▸ TASK GOAL:
Identify the lines in the data below that contain "Protection" and give only how many there are.

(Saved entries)
# # # # #
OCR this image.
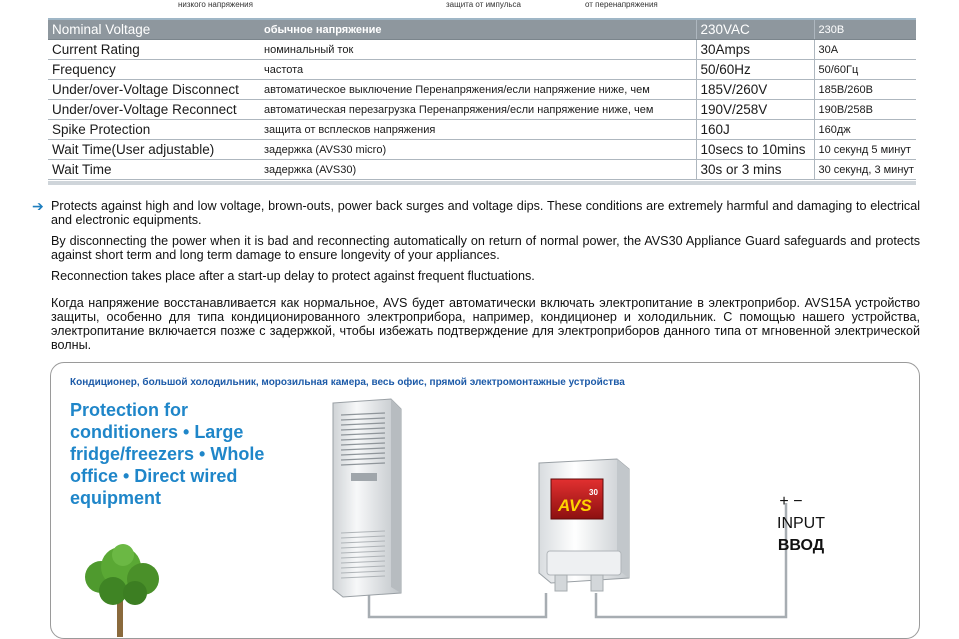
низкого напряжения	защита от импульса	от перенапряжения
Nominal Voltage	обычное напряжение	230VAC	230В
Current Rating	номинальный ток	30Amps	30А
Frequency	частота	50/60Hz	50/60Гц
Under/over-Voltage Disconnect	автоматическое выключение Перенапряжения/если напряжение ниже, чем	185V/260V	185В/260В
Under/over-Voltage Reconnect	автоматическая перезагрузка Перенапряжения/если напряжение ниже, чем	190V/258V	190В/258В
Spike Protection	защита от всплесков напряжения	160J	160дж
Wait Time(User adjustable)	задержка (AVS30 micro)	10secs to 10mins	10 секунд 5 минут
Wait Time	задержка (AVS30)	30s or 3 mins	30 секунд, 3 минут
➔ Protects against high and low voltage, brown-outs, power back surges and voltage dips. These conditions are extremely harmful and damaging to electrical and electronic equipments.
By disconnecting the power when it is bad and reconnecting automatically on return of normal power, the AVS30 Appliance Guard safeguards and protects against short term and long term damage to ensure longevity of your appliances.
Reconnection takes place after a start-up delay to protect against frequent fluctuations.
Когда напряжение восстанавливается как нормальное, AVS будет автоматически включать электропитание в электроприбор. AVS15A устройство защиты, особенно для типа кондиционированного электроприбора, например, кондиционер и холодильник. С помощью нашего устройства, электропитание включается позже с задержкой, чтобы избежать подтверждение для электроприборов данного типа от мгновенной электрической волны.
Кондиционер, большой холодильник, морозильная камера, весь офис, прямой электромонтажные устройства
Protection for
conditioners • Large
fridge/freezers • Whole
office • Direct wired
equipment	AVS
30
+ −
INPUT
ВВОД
# # # # #
▸ EXERCISE RESULT:
2